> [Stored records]
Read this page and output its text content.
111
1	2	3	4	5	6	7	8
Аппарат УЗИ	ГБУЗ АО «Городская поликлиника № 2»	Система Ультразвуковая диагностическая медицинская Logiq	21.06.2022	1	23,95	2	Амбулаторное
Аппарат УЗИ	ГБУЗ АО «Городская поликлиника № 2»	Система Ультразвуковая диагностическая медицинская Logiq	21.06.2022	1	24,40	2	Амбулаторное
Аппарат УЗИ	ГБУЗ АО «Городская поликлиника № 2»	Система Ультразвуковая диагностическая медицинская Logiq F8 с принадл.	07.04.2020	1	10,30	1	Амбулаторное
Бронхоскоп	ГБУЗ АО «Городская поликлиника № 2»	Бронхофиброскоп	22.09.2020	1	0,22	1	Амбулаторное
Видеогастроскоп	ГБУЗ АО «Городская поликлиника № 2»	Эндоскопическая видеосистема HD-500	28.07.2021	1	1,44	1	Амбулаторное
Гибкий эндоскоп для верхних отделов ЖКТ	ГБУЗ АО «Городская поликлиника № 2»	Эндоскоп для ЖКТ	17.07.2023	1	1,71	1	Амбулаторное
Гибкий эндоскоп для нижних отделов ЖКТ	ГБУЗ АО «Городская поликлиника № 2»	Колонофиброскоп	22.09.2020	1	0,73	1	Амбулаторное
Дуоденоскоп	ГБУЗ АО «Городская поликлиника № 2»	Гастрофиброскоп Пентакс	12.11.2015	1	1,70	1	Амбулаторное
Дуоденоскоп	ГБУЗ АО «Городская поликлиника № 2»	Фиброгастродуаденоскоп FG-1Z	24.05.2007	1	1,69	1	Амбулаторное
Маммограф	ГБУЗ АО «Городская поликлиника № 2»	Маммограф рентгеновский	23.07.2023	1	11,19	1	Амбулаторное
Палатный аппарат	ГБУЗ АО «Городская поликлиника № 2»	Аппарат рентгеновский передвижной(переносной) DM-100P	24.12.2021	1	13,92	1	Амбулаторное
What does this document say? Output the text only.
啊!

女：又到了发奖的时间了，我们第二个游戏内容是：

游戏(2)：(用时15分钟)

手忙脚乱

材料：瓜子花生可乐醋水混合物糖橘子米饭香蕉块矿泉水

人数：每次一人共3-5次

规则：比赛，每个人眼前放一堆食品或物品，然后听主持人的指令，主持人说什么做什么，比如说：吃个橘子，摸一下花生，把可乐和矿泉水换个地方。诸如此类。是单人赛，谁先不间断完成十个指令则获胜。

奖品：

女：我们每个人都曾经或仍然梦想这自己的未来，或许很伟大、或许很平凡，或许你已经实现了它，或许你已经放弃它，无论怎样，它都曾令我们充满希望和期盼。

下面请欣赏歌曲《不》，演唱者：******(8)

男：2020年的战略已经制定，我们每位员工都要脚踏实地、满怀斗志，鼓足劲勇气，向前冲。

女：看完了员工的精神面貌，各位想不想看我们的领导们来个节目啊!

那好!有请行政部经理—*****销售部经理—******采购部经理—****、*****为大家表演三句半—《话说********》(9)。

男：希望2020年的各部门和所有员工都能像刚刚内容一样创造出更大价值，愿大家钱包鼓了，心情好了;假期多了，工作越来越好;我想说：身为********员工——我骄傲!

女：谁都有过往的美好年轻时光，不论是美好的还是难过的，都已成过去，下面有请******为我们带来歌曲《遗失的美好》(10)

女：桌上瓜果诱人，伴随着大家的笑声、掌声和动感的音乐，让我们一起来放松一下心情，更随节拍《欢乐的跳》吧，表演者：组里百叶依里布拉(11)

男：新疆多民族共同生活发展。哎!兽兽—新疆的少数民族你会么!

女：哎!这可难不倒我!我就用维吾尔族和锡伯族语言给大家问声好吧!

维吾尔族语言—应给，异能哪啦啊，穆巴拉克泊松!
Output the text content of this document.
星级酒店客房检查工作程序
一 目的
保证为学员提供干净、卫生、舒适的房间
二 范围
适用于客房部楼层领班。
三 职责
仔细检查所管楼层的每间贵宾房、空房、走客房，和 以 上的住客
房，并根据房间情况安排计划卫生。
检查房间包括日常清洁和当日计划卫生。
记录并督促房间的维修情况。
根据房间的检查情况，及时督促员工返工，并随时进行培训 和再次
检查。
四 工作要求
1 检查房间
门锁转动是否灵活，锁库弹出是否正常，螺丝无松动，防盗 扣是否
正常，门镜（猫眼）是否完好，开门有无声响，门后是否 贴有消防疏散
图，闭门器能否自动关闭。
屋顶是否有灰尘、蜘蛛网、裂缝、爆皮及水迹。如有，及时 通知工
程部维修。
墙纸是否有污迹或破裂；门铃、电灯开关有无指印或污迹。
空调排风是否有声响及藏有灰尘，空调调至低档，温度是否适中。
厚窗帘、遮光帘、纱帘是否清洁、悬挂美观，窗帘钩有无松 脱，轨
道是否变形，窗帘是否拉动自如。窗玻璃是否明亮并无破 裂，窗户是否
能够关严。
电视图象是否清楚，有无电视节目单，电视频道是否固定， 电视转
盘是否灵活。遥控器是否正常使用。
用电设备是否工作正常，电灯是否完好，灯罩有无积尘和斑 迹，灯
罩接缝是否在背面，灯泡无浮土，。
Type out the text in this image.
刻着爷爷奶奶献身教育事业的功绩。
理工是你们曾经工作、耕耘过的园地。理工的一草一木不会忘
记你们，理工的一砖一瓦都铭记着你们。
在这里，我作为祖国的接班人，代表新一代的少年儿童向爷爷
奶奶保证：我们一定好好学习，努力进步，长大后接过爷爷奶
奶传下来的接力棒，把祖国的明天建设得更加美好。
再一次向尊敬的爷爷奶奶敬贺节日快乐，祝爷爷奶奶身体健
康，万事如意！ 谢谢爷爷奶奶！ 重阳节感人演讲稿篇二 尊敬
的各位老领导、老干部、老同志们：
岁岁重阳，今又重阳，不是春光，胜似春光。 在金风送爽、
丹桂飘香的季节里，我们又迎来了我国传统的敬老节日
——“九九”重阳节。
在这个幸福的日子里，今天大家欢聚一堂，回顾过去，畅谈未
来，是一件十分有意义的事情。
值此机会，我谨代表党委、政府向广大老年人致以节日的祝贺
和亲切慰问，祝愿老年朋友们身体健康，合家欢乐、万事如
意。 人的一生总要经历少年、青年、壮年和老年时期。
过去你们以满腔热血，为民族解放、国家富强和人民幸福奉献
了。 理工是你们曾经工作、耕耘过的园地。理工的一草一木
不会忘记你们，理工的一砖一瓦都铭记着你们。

> [PROBLEM] Write all of the records out again exactly.

> [EXPECTED ANSWER]
Read this page and output its text content.
111
1	2	3	4	5	6	7	8
Аппарат УЗИ	ГБУЗ АО «Городская поликлиника № 2»	Система Ультразвуковая диагностическая медицинская Logiq	21.06.2022	1	23,95	2	Амбулаторное
Аппарат УЗИ	ГБУЗ АО «Городская поликлиника № 2»	Система Ультразвуковая диагностическая медицинская Logiq	21.06.2022	1	24,40	2	Амбулаторное
Аппарат УЗИ	ГБУЗ АО «Городская поликлиника № 2»	Система Ультразвуковая диагностическая медицинская Logiq F8 с принадл.	07.04.2020	1	10,30	1	Амбулаторное
Бронхоскоп	ГБУЗ АО «Городская поликлиника № 2»	Бронхофиброскоп	22.09.2020	1	0,22	1	Амбулаторное
Видеогастроскоп	ГБУЗ АО «Городская поликлиника № 2»	Эндоскопическая видеосистема HD-500	28.07.2021	1	1,44	1	Амбулаторное
Гибкий эндоскоп для верхних отделов ЖКТ	ГБУЗ АО «Городская поликлиника № 2»	Эндоскоп для ЖКТ	17.07.2023	1	1,71	1	Амбулаторное
Гибкий эндоскоп для нижних отделов ЖКТ	ГБУЗ АО «Городская поликлиника № 2»	Колонофиброскоп	22.09.2020	1	0,73	1	Амбулаторное
Дуоденоскоп	ГБУЗ АО «Городская поликлиника № 2»	Гастрофиброскоп Пентакс	12.11.2015	1	1,70	1	Амбулаторное
Дуоденоскоп	ГБУЗ АО «Городская поликлиника № 2»	Фиброгастродуаденоскоп FG-1Z	24.05.2007	1	1,69	1	Амбулаторное
Маммограф	ГБУЗ АО «Городская поликлиника № 2»	Маммограф рентгеновский	23.07.2023	1	11,19	1	Амбулаторное
Палатный аппарат	ГБУЗ АО «Городская поликлиника № 2»	Аппарат рентгеновский передвижной(переносной) DM-100P	24.12.2021	1	13,92	1	Амбулаторное
What does this document say? Output the text only.
啊!

女：又到了发奖的时间了，我们第二个游戏内容是：

游戏(2)：(用时15分钟)

手忙脚乱

材料：瓜子花生可乐醋水混合物糖橘子米饭香蕉块矿泉水

人数：每次一人共3-5次

规则：比赛，每个人眼前放一堆食品或物品，然后听主持人的指令，主持人说什么做什么，比如说：吃个橘子，摸一下花生，把可乐和矿泉水换个地方。诸如此类。是单人赛，谁先不间断完成十个指令则获胜。

奖品：

女：我们每个人都曾经或仍然梦想这自己的未来，或许很伟大、或许很平凡，或许你已经实现了它，或许你已经放弃它，无论怎样，它都曾令我们充满希望和期盼。

下面请欣赏歌曲《不》，演唱者：******(8)

男：2020年的战略已经制定，我们每位员工都要脚踏实地、满怀斗志，鼓足劲勇气，向前冲。

女：看完了员工的精神面貌，各位想不想看我们的领导们来个节目啊!

那好!有请行政部经理—*****销售部经理—******采购部经理—****、*****为大家表演三句半—《话说********》(9)。

男：希望2020年的各部门和所有员工都能像刚刚内容一样创造出更大价值，愿大家钱包鼓了，心情好了;假期多了，工作越来越好;我想说：身为********员工——我骄傲!

女：谁都有过往的美好年轻时光，不论是美好的还是难过的，都已成过去，下面有请******为我们带来歌曲《遗失的美好》(10)

女：桌上瓜果诱人，伴随着大家的笑声、掌声和动感的音乐，让我们一起来放松一下心情，更随节拍《欢乐的跳》吧，表演者：组里百叶依里布拉(11)

男：新疆多民族共同生活发展。哎!兽兽—新疆的少数民族你会么!

女：哎!这可难不倒我!我就用维吾尔族和锡伯族语言给大家问声好吧!

维吾尔族语言—应给，异能哪啦啊，穆巴拉克泊松!
Output the text content of this document.
星级酒店客房检查工作程序
一 目的
保证为学员提供干净、卫生、舒适的房间
二 范围
适用于客房部楼层领班。
三 职责
仔细检查所管楼层的每间贵宾房、空房、走客房，和 以 上的住客
房，并根据房间情况安排计划卫生。
检查房间包括日常清洁和当日计划卫生。
记录并督促房间的维修情况。
根据房间的检查情况，及时督促员工返工，并随时进行培训 和再次
检查。
四 工作要求
1 检查房间
门锁转动是否灵活，锁库弹出是否正常，螺丝无松动，防盗 扣是否
正常，门镜（猫眼）是否完好，开门有无声响，门后是否 贴有消防疏散
图，闭门器能否自动关闭。
屋顶是否有灰尘、蜘蛛网、裂缝、爆皮及水迹。如有，及时 通知工
程部维修。
墙纸是否有污迹或破裂；门铃、电灯开关有无指印或污迹。
空调排风是否有声响及藏有灰尘，空调调至低档，温度是否适中。
厚窗帘、遮光帘、纱帘是否清洁、悬挂美观，窗帘钩有无松 脱，轨
道是否变形，窗帘是否拉动自如。窗玻璃是否明亮并无破 裂，窗户是否
能够关严。
电视图象是否清楚，有无电视节目单，电视频道是否固定， 电视转
盘是否灵活。遥控器是否正常使用。
用电设备是否工作正常，电灯是否完好，灯罩有无积尘和斑 迹，灯
罩接缝是否在背面，灯泡无浮土，。
Type out the text in this image.
刻着爷爷奶奶献身教育事业的功绩。
理工是你们曾经工作、耕耘过的园地。理工的一草一木不会忘
记你们，理工的一砖一瓦都铭记着你们。
在这里，我作为祖国的接班人，代表新一代的少年儿童向爷爷
奶奶保证：我们一定好好学习，努力进步，长大后接过爷爷奶
奶传下来的接力棒，把祖国的明天建设得更加美好。
再一次向尊敬的爷爷奶奶敬贺节日快乐，祝爷爷奶奶身体健
康，万事如意！ 谢谢爷爷奶奶！ 重阳节感人演讲稿篇二 尊敬
的各位老领导、老干部、老同志们：
岁岁重阳，今又重阳，不是春光，胜似春光。 在金风送爽、
丹桂飘香的季节里，我们又迎来了我国传统的敬老节日
——“九九”重阳节。
在这个幸福的日子里，今天大家欢聚一堂，回顾过去，畅谈未
来，是一件十分有意义的事情。
值此机会，我谨代表党委、政府向广大老年人致以节日的祝贺
和亲切慰问，祝愿老年朋友们身体健康，合家欢乐、万事如
意。 人的一生总要经历少年、青年、壮年和老年时期。
过去你们以满腔热血，为民族解放、国家富强和人民幸福奉献
了。 理工是你们曾经工作、耕耘过的园地。理工的一草一木
不会忘记你们，理工的一砖一瓦都铭记着你们。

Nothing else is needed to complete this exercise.